Give back every line exactly as it appears, pictures excluded.

== AVAILABLE RECORDS ==
▬▬▬
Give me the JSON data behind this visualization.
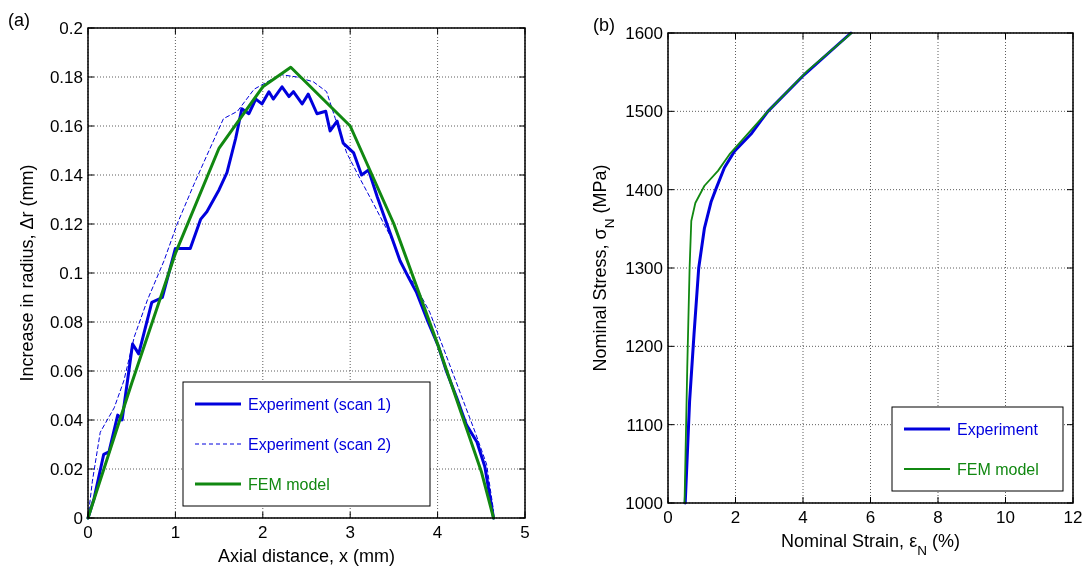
{
  "chart_data": [
    {
      "type": "line",
      "xlabel": "Axial distance, x (mm)",
      "ylabel": "Increase in radius, Δr (mm)",
      "annotations": [
        "(a)"
      ],
      "xlim": [
        0,
        5
      ],
      "xticks": [
        0,
        1,
        2,
        3,
        4,
        5
      ],
      "ylim": [
        0,
        0.2
      ],
      "yticks": [
        0,
        0.02,
        0.04,
        0.06,
        0.08,
        0.1,
        0.12,
        0.14,
        0.16,
        0.18,
        0.2
      ],
      "grid": true,
      "legend": "bottom",
      "series": [
        {
          "name": "Experiment (scan 1)",
          "color": "#0000dd",
          "line_style": "solid",
          "x": [
            0,
            0.07,
            0.18,
            0.24,
            0.34,
            0.39,
            0.51,
            0.58,
            0.73,
            0.85,
            1.0,
            1.17,
            1.29,
            1.36,
            1.5,
            1.59,
            1.69,
            1.76,
            1.84,
            1.92,
            1.99,
            2.07,
            2.12,
            2.22,
            2.3,
            2.35,
            2.45,
            2.52,
            2.62,
            2.72,
            2.77,
            2.85,
            2.92,
            3.04,
            3.13,
            3.21,
            3.31,
            3.38,
            3.5,
            3.57,
            3.67,
            3.76,
            3.88,
            4.01,
            4.1,
            4.22,
            4.33,
            4.45,
            4.54,
            4.64
          ],
          "values": [
            0,
            0.008,
            0.026,
            0.027,
            0.042,
            0.04,
            0.071,
            0.067,
            0.088,
            0.09,
            0.11,
            0.11,
            0.122,
            0.125,
            0.134,
            0.141,
            0.155,
            0.167,
            0.165,
            0.171,
            0.169,
            0.174,
            0.171,
            0.176,
            0.172,
            0.174,
            0.169,
            0.173,
            0.165,
            0.166,
            0.158,
            0.162,
            0.153,
            0.149,
            0.14,
            0.142,
            0.131,
            0.124,
            0.112,
            0.105,
            0.098,
            0.092,
            0.081,
            0.07,
            0.06,
            0.049,
            0.038,
            0.031,
            0.021,
            0
          ]
        },
        {
          "name": "Experiment (scan 2)",
          "color": "#0000dd",
          "line_style": "dashed",
          "x": [
            0,
            0.05,
            0.14,
            0.3,
            0.41,
            0.53,
            0.68,
            0.87,
            1.02,
            1.21,
            1.36,
            1.55,
            1.71,
            1.9,
            2.05,
            2.2,
            2.39,
            2.58,
            2.73,
            2.83,
            2.96,
            3.12,
            3.27,
            3.46,
            3.61,
            3.76,
            3.91,
            4.07,
            4.26,
            4.43,
            4.56,
            4.64
          ],
          "values": [
            0,
            0.015,
            0.035,
            0.045,
            0.056,
            0.074,
            0.089,
            0.105,
            0.12,
            0.136,
            0.148,
            0.163,
            0.166,
            0.175,
            0.178,
            0.181,
            0.18,
            0.178,
            0.174,
            0.163,
            0.149,
            0.138,
            0.128,
            0.115,
            0.102,
            0.094,
            0.084,
            0.069,
            0.051,
            0.035,
            0.022,
            0.003
          ]
        },
        {
          "name": "FEM model",
          "color": "#118811",
          "line_style": "solid",
          "x": [
            0,
            0.5,
            1,
            1.5,
            2,
            2.32,
            3,
            3.5,
            4,
            4.5,
            4.64
          ],
          "values": [
            0,
            0.055,
            0.108,
            0.151,
            0.176,
            0.184,
            0.16,
            0.12,
            0.071,
            0.019,
            0
          ]
        }
      ]
    },
    {
      "type": "line",
      "xlabel": "Nominal Strain, ε$_{N}$ (%)",
      "ylabel": "Nominal Stress, σ$_{N}$ (MPa)",
      "annotations": [
        "(b)"
      ],
      "xlim": [
        0,
        12
      ],
      "xticks": [
        0,
        2,
        4,
        6,
        8,
        10,
        12
      ],
      "ylim": [
        1000,
        1600
      ],
      "yticks": [
        1000,
        1100,
        1200,
        1300,
        1400,
        1500,
        1600
      ],
      "grid": true,
      "legend": "bottom right",
      "series": [
        {
          "name": "Experiment",
          "color": "#0000dd",
          "line_style": "solid",
          "x": [
            0.51,
            0.64,
            0.77,
            0.91,
            1.08,
            1.28,
            1.43,
            1.67,
            1.97,
            2.46,
            2.96,
            4.04,
            5.42
          ],
          "values": [
            1000,
            1130,
            1215,
            1300,
            1351,
            1385,
            1402,
            1428,
            1449,
            1471,
            1500,
            1547,
            1600
          ]
        },
        {
          "name": "FEM model",
          "color": "#118811",
          "line_style": "solid",
          "x": [
            0.49,
            0.57,
            0.64,
            0.69,
            0.81,
            1.08,
            1.48,
            1.82,
            2.17,
            2.96,
            4.14,
            5.44
          ],
          "values": [
            1000,
            1172,
            1300,
            1360,
            1383,
            1405,
            1424,
            1445,
            1462,
            1500,
            1552,
            1600
          ]
        }
      ]
    }
  ]
}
▬▬▬
== THE SOLUTION ==
Give me the JSON data behind this visualization.
{
  "chart_data": [
    {
      "type": "line",
      "xlabel": "Axial distance, x (mm)",
      "ylabel": "Increase in radius, Δr (mm)",
      "annotations": [
        "(a)"
      ],
      "xlim": [
        0,
        5
      ],
      "xticks": [
        0,
        1,
        2,
        3,
        4,
        5
      ],
      "ylim": [
        0,
        0.2
      ],
      "yticks": [
        0,
        0.02,
        0.04,
        0.06,
        0.08,
        0.1,
        0.12,
        0.14,
        0.16,
        0.18,
        0.2
      ],
      "grid": true,
      "legend": "bottom",
      "series": [
        {
          "name": "Experiment (scan 1)",
          "color": "#0000dd",
          "line_style": "solid",
          "x": [
            0,
            0.07,
            0.18,
            0.24,
            0.34,
            0.39,
            0.51,
            0.58,
            0.73,
            0.85,
            1.0,
            1.17,
            1.29,
            1.36,
            1.5,
            1.59,
            1.69,
            1.76,
            1.84,
            1.92,
            1.99,
            2.07,
            2.12,
            2.22,
            2.3,
            2.35,
            2.45,
            2.52,
            2.62,
            2.72,
            2.77,
            2.85,
            2.92,
            3.04,
            3.13,
            3.21,
            3.31,
            3.38,
            3.5,
            3.57,
            3.67,
            3.76,
            3.88,
            4.01,
            4.1,
            4.22,
            4.33,
            4.45,
            4.54,
            4.64
          ],
          "values": [
            0,
            0.008,
            0.026,
            0.027,
            0.042,
            0.04,
            0.071,
            0.067,
            0.088,
            0.09,
            0.11,
            0.11,
            0.122,
            0.125,
            0.134,
            0.141,
            0.155,
            0.167,
            0.165,
            0.171,
            0.169,
            0.174,
            0.171,
            0.176,
            0.172,
            0.174,
            0.169,
            0.173,
            0.165,
            0.166,
            0.158,
            0.162,
            0.153,
            0.149,
            0.14,
            0.142,
            0.131,
            0.124,
            0.112,
            0.105,
            0.098,
            0.092,
            0.081,
            0.07,
            0.06,
            0.049,
            0.038,
            0.031,
            0.021,
            0
          ]
        },
        {
          "name": "Experiment (scan 2)",
          "color": "#0000dd",
          "line_style": "dashed",
          "x": [
            0,
            0.05,
            0.14,
            0.3,
            0.41,
            0.53,
            0.68,
            0.87,
            1.02,
            1.21,
            1.36,
            1.55,
            1.71,
            1.9,
            2.05,
            2.2,
            2.39,
            2.58,
            2.73,
            2.83,
            2.96,
            3.12,
            3.27,
            3.46,
            3.61,
            3.76,
            3.91,
            4.07,
            4.26,
            4.43,
            4.56,
            4.64
          ],
          "values": [
            0,
            0.015,
            0.035,
            0.045,
            0.056,
            0.074,
            0.089,
            0.105,
            0.12,
            0.136,
            0.148,
            0.163,
            0.166,
            0.175,
            0.178,
            0.181,
            0.18,
            0.178,
            0.174,
            0.163,
            0.149,
            0.138,
            0.128,
            0.115,
            0.102,
            0.094,
            0.084,
            0.069,
            0.051,
            0.035,
            0.022,
            0.003
          ]
        },
        {
          "name": "FEM model",
          "color": "#118811",
          "line_style": "solid",
          "x": [
            0,
            0.5,
            1,
            1.5,
            2,
            2.32,
            3,
            3.5,
            4,
            4.5,
            4.64
          ],
          "values": [
            0,
            0.055,
            0.108,
            0.151,
            0.176,
            0.184,
            0.16,
            0.12,
            0.071,
            0.019,
            0
          ]
        }
      ]
    },
    {
      "type": "line",
      "xlabel": "Nominal Strain, ε$_{N}$ (%)",
      "ylabel": "Nominal Stress, σ$_{N}$ (MPa)",
      "annotations": [
        "(b)"
      ],
      "xlim": [
        0,
        12
      ],
      "xticks": [
        0,
        2,
        4,
        6,
        8,
        10,
        12
      ],
      "ylim": [
        1000,
        1600
      ],
      "yticks": [
        1000,
        1100,
        1200,
        1300,
        1400,
        1500,
        1600
      ],
      "grid": true,
      "legend": "bottom right",
      "series": [
        {
          "name": "Experiment",
          "color": "#0000dd",
          "line_style": "solid",
          "x": [
            0.51,
            0.64,
            0.77,
            0.91,
            1.08,
            1.28,
            1.43,
            1.67,
            1.97,
            2.46,
            2.96,
            4.04,
            5.42
          ],
          "values": [
            1000,
            1130,
            1215,
            1300,
            1351,
            1385,
            1402,
            1428,
            1449,
            1471,
            1500,
            1547,
            1600
          ]
        },
        {
          "name": "FEM model",
          "color": "#118811",
          "line_style": "solid",
          "x": [
            0.49,
            0.57,
            0.64,
            0.69,
            0.81,
            1.08,
            1.48,
            1.82,
            2.17,
            2.96,
            4.14,
            5.44
          ],
          "values": [
            1000,
            1172,
            1300,
            1360,
            1383,
            1405,
            1424,
            1445,
            1462,
            1500,
            1552,
            1600
          ]
        }
      ]
    }
  ]
}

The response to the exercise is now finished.